**TASK DETAILS:** Return every entry exactly as written.

**PROVIDED INFORMATION:**
____________
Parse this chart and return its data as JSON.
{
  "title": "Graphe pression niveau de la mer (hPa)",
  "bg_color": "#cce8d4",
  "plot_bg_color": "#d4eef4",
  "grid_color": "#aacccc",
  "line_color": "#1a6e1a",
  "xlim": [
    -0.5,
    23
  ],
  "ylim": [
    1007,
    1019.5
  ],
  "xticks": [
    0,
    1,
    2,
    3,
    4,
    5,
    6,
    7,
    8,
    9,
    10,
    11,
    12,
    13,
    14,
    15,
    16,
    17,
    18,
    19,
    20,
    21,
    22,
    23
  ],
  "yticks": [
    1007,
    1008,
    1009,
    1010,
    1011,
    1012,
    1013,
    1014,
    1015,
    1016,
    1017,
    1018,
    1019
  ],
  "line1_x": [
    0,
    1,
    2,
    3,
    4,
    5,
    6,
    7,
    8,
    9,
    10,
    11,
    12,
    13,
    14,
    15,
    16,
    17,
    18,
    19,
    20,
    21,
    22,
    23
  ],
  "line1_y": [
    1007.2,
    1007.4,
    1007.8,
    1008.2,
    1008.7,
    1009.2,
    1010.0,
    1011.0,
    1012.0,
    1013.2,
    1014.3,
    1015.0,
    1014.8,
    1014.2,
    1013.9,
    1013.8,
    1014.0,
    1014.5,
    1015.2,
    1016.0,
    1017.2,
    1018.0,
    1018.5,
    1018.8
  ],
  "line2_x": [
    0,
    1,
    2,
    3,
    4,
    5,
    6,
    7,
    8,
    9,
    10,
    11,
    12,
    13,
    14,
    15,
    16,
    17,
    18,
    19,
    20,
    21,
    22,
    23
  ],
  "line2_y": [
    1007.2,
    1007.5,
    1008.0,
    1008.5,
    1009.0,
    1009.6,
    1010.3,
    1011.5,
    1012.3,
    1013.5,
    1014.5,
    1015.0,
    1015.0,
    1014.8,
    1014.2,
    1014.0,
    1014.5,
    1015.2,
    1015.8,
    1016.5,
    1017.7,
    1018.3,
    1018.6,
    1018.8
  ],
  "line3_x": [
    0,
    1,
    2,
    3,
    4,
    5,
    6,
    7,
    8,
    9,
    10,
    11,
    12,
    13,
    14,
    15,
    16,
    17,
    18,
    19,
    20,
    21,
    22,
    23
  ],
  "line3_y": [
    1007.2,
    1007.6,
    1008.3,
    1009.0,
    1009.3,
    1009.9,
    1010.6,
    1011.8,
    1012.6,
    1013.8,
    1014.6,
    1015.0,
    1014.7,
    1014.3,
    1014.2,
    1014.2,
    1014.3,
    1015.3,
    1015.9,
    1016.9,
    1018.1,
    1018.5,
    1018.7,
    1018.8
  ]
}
____________
**TASK RESULT:**
Parse this chart and return its data as JSON.
{
  "title": "Graphe pression niveau de la mer (hPa)",
  "bg_color": "#cce8d4",
  "plot_bg_color": "#d4eef4",
  "grid_color": "#aacccc",
  "line_color": "#1a6e1a",
  "xlim": [
    -0.5,
    23
  ],
  "ylim": [
    1007,
    1019.5
  ],
  "xticks": [
    0,
    1,
    2,
    3,
    4,
    5,
    6,
    7,
    8,
    9,
    10,
    11,
    12,
    13,
    14,
    15,
    16,
    17,
    18,
    19,
    20,
    21,
    22,
    23
  ],
  "yticks": [
    1007,
    1008,
    1009,
    1010,
    1011,
    1012,
    1013,
    1014,
    1015,
    1016,
    1017,
    1018,
    1019
  ],
  "line1_x": [
    0,
    1,
    2,
    3,
    4,
    5,
    6,
    7,
    8,
    9,
    10,
    11,
    12,
    13,
    14,
    15,
    16,
    17,
    18,
    19,
    20,
    21,
    22,
    23
  ],
  "line1_y": [
    1007.2,
    1007.4,
    1007.8,
    1008.2,
    1008.7,
    1009.2,
    1010.0,
    1011.0,
    1012.0,
    1013.2,
    1014.3,
    1015.0,
    1014.8,
    1014.2,
    1013.9,
    1013.8,
    1014.0,
    1014.5,
    1015.2,
    1016.0,
    1017.2,
    1018.0,
    1018.5,
    1018.8
  ],
  "line2_x": [
    0,
    1,
    2,
    3,
    4,
    5,
    6,
    7,
    8,
    9,
    10,
    11,
    12,
    13,
    14,
    15,
    16,
    17,
    18,
    19,
    20,
    21,
    22,
    23
  ],
  "line2_y": [
    1007.2,
    1007.5,
    1008.0,
    1008.5,
    1009.0,
    1009.6,
    1010.3,
    1011.5,
    1012.3,
    1013.5,
    1014.5,
    1015.0,
    1015.0,
    1014.8,
    1014.2,
    1014.0,
    1014.5,
    1015.2,
    1015.8,
    1016.5,
    1017.7,
    1018.3,
    1018.6,
    1018.8
  ],
  "line3_x": [
    0,
    1,
    2,
    3,
    4,
    5,
    6,
    7,
    8,
    9,
    10,
    11,
    12,
    13,
    14,
    15,
    16,
    17,
    18,
    19,
    20,
    21,
    22,
    23
  ],
  "line3_y": [
    1007.2,
    1007.6,
    1008.3,
    1009.0,
    1009.3,
    1009.9,
    1010.6,
    1011.8,
    1012.6,
    1013.8,
    1014.6,
    1015.0,
    1014.7,
    1014.3,
    1014.2,
    1014.2,
    1014.3,
    1015.3,
    1015.9,
    1016.9,
    1018.1,
    1018.5,
    1018.7,
    1018.8
  ]
}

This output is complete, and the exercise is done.